Filter the lines below, copying only those with the string "this".

-- Begin Supplied entries --

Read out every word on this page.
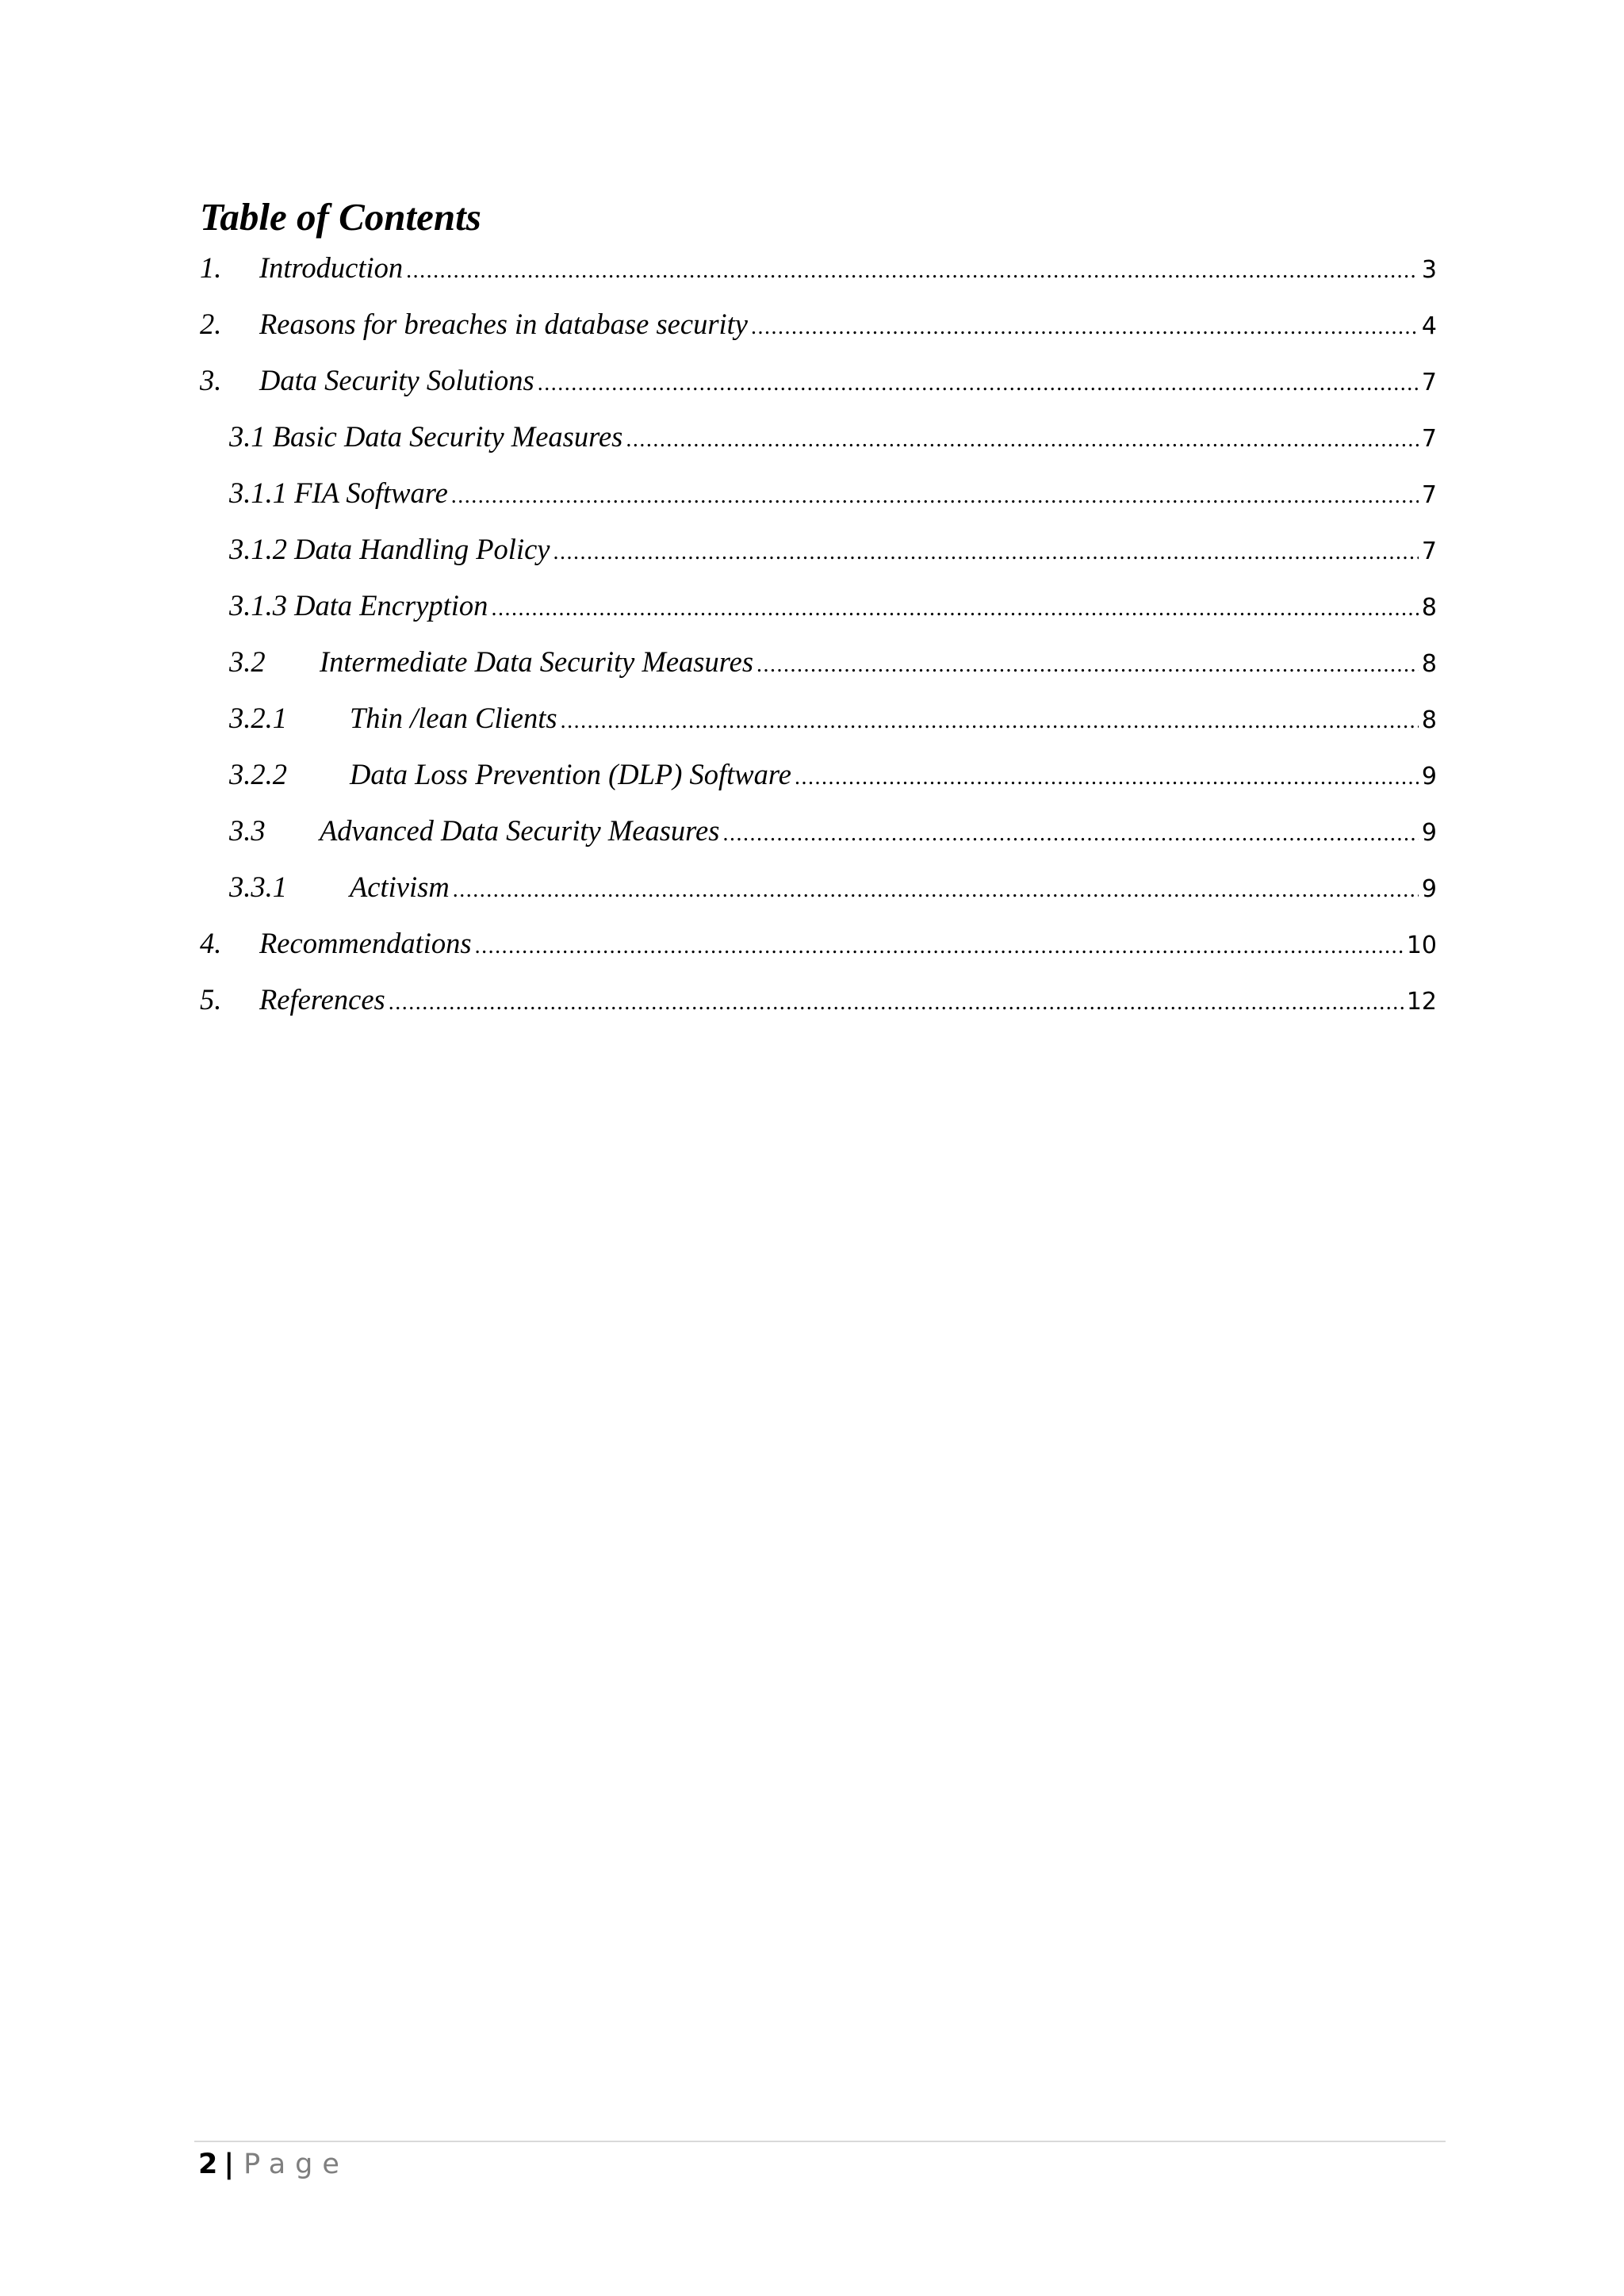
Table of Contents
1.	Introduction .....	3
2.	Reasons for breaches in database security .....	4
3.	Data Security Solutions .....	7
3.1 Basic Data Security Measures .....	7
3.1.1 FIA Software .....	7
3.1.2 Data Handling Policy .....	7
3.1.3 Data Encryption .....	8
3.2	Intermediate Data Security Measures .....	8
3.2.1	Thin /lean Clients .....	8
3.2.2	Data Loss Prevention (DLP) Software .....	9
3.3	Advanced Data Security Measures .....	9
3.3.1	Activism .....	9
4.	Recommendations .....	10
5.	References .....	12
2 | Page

-- End Supplied entries --
-- Begin Supplied entries --

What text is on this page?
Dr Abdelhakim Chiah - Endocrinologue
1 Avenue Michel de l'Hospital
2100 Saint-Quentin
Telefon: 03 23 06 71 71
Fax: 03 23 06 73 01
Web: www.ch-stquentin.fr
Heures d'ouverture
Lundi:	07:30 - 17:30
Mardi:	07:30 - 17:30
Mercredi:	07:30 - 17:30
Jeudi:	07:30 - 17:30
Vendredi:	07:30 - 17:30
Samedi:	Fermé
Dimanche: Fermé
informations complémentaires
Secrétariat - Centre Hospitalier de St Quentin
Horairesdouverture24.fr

-- End Supplied entries --

=== Response ===
Read out every word on this page.
What text is on this page?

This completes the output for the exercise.